Element box records
start

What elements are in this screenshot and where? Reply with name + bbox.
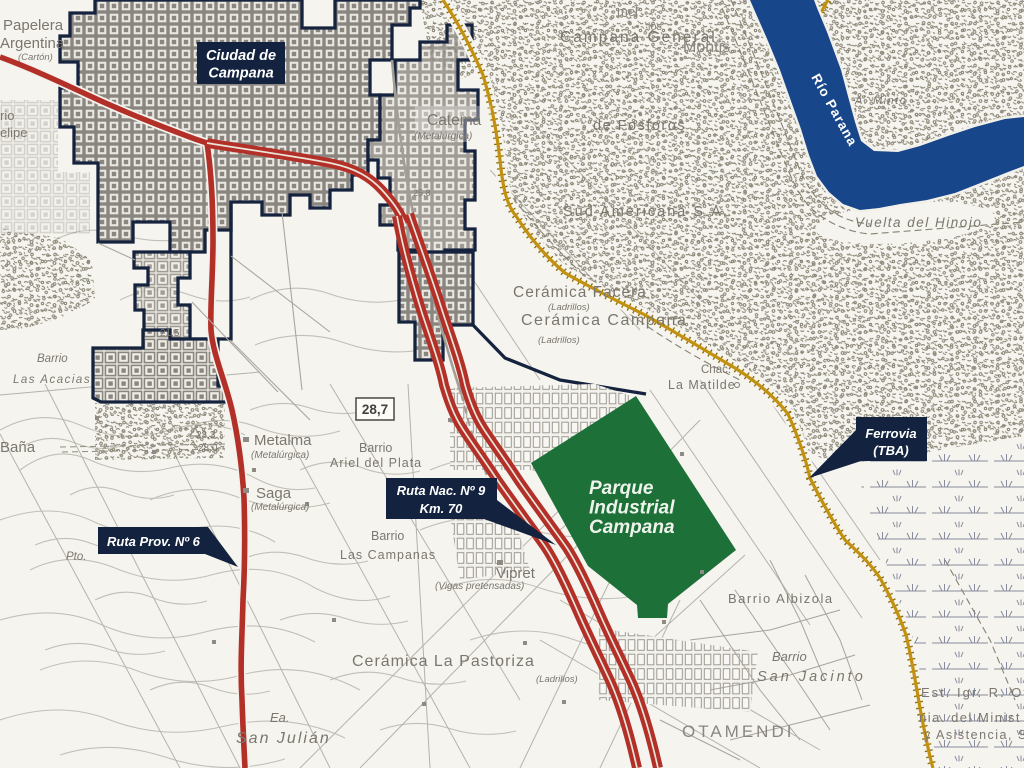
svg-text:(Vigas pretensadas): (Vigas pretensadas) [435,581,524,592]
svg-text:(Ladrillos): (Ladrillos) [538,335,580,346]
svg-text:23,3: 23,3 [196,430,216,441]
svg-text:Km. 70: Km. 70 [420,501,463,516]
svg-text:OTAMENDI: OTAMENDI [682,722,794,741]
svg-text:Est. Igr. R. Ota: Est. Igr. R. Ota [921,685,1024,700]
svg-text:Campana: Campana [208,66,273,82]
svg-text:Las Acacias: Las Acacias [13,374,91,386]
svg-text:Ruta Prov. Nº 6: Ruta Prov. Nº 6 [107,534,201,549]
svg-text:A. Minto: A. Minto [854,95,907,107]
svg-text:Ea.: Ea. [270,710,290,725]
svg-text:Campana General: Campana General [560,29,717,46]
svg-text:Barrio: Barrio [37,353,68,365]
svg-text:elipe: elipe [0,125,27,140]
svg-text:Ferrovia: Ferrovia [865,426,916,441]
svg-text:21,5: 21,5 [160,328,180,339]
svg-text:Parque: Parque [589,478,654,499]
svg-text:mel: mel [617,4,638,19]
svg-text:Baña: Baña [0,439,36,456]
svg-text:Vuelta del Hinojo: Vuelta del Hinojo [855,215,982,230]
svg-text:Ruta Nac. Nº 9: Ruta Nac. Nº 9 [397,483,486,498]
svg-text:Campana: Campana [589,517,675,538]
svg-text:(Ladrillos): (Ladrillos) [536,674,578,685]
svg-text:La Matilde: La Matilde [668,378,736,392]
svg-text:Argentina: Argentina [0,35,65,52]
svg-text:San Jacinto: San Jacinto [757,669,866,685]
svg-text:y Asistencia, S: y Asistencia, S [924,728,1024,742]
svg-text:Barrio: Barrio [772,649,807,664]
svg-text:Vipret: Vipret [496,565,536,582]
svg-text:Catema: Catema [427,112,482,129]
svg-text:(Metalúrgica): (Metalúrgica) [251,450,309,461]
svg-text:Cerámica Campana: Cerámica Campana [521,312,687,329]
svg-text:Ciudad de: Ciudad de [206,48,276,64]
svg-text:Industrial: Industrial [589,498,675,519]
svg-text:25,8: 25,8 [413,188,431,198]
svg-text:(Cartón): (Cartón) [18,52,53,63]
svg-text:(Metalúrgica): (Metalúrgica) [414,131,472,142]
svg-text:(TBA): (TBA) [873,443,908,458]
svg-text:nia. del Minist: nia. del Minist [919,710,1021,725]
svg-text:Papelera: Papelera [3,17,64,34]
svg-text:Sud Americana S.A.: Sud Americana S.A. [563,204,729,220]
svg-text:Ariel del Plata: Ariel del Plata [330,456,422,470]
svg-text:Saga: Saga [256,485,292,502]
svg-text:Metalma: Metalma [254,432,312,449]
svg-text:San Julián: San Julián [236,730,331,747]
svg-text:de Fosforos: de Fosforos [593,118,686,134]
svg-text:Chac.: Chac. [701,364,731,376]
svg-text:(Metalúrgica): (Metalúrgica) [251,502,309,513]
svg-text:Pto.: Pto. [66,551,86,563]
svg-text:Cerámica Facera: Cerámica Facera [513,284,647,301]
svg-text:Barrio Albizola: Barrio Albizola [728,591,834,606]
svg-text:Las Campanas: Las Campanas [340,548,436,562]
svg-text:28,0: 28,0 [198,443,218,454]
svg-text:Barrio: Barrio [359,441,392,455]
svg-text:rio: rio [0,108,14,123]
svg-text:28,7: 28,7 [362,402,388,417]
svg-text:Cerámica La Pastoriza: Cerámica La Pastoriza [352,653,535,670]
svg-text:Barrio: Barrio [371,529,404,543]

end

» **What you need to do**:
Copy every line of the records above word for word, leaving out the pictures.

» **Exercise output**:
What elements are in this screenshot and where? Reply with name + bbox.
svg-text:(Vigas pretensadas): (Vigas pretensadas) [435,581,524,592]
svg-text:(Ladrillos): (Ladrillos) [538,335,580,346]
svg-text:23,3: 23,3 [196,430,216,441]
svg-text:Km. 70: Km. 70 [420,501,463,516]
svg-text:OTAMENDI: OTAMENDI [682,722,794,741]
svg-text:Est. Igr. R. Ota: Est. Igr. R. Ota [921,685,1024,700]
svg-text:Campana: Campana [208,66,273,82]
svg-text:Las Acacias: Las Acacias [13,374,91,386]
svg-text:Ruta Prov. Nº 6: Ruta Prov. Nº 6 [107,534,201,549]
svg-text:A. Minto: A. Minto [854,95,907,107]
svg-text:Ea.: Ea. [270,710,290,725]
svg-text:Campana General: Campana General [560,29,717,46]
svg-text:Barrio: Barrio [37,353,68,365]
svg-text:elipe: elipe [0,125,27,140]
svg-text:Ferrovia: Ferrovia [865,426,916,441]
svg-text:21,5: 21,5 [160,328,180,339]
svg-text:Parque: Parque [589,478,654,499]
svg-text:mel: mel [617,4,638,19]
svg-text:Baña: Baña [0,439,36,456]
svg-text:Vuelta del Hinojo: Vuelta del Hinojo [855,215,982,230]
svg-text:Ruta Nac. Nº 9: Ruta Nac. Nº 9 [397,483,486,498]
svg-text:Campana: Campana [589,517,675,538]
svg-text:(Ladrillos): (Ladrillos) [536,674,578,685]
svg-text:La Matilde: La Matilde [668,378,736,392]
svg-text:Argentina: Argentina [0,35,65,52]
svg-text:San Jacinto: San Jacinto [757,669,866,685]
svg-text:y Asistencia, S: y Asistencia, S [924,728,1024,742]
svg-text:Barrio: Barrio [772,649,807,664]
svg-text:Vipret: Vipret [496,565,536,582]
svg-text:Catema: Catema [427,112,482,129]
svg-text:(Metalúrgica): (Metalúrgica) [251,450,309,461]
svg-text:Cerámica Campana: Cerámica Campana [521,312,687,329]
svg-text:Ciudad de: Ciudad de [206,48,276,64]
svg-text:Industrial: Industrial [589,498,675,519]
svg-text:25,8: 25,8 [413,188,431,198]
svg-text:(Cartón): (Cartón) [18,52,53,63]
svg-text:(Metalúrgica): (Metalúrgica) [414,131,472,142]
svg-text:(TBA): (TBA) [873,443,908,458]
svg-text:nia. del Minist: nia. del Minist [919,710,1021,725]
svg-text:Papelera: Papelera [3,17,64,34]
svg-text:Sud Americana S.A.: Sud Americana S.A. [563,204,729,220]
svg-text:Ariel del Plata: Ariel del Plata [330,456,422,470]
svg-text:Saga: Saga [256,485,292,502]
svg-text:Metalma: Metalma [254,432,312,449]
svg-text:San Julián: San Julián [236,730,331,747]
svg-text:de Fosforos: de Fosforos [593,118,686,134]
svg-text:Chac.: Chac. [701,364,731,376]
svg-text:(Metalúrgica): (Metalúrgica) [251,502,309,513]
svg-text:Pto.: Pto. [66,551,86,563]
svg-text:Cerámica Facera: Cerámica Facera [513,284,647,301]
svg-text:Barrio Albizola: Barrio Albizola [728,591,834,606]
svg-text:Las Campanas: Las Campanas [340,548,436,562]
svg-text:28,0: 28,0 [198,443,218,454]
svg-text:Barrio: Barrio [359,441,392,455]
svg-text:rio: rio [0,108,14,123]
svg-text:28,7: 28,7 [362,402,388,417]
svg-text:Cerámica La Pastoriza: Cerámica La Pastoriza [352,653,535,670]
svg-text:Barrio: Barrio [371,529,404,543]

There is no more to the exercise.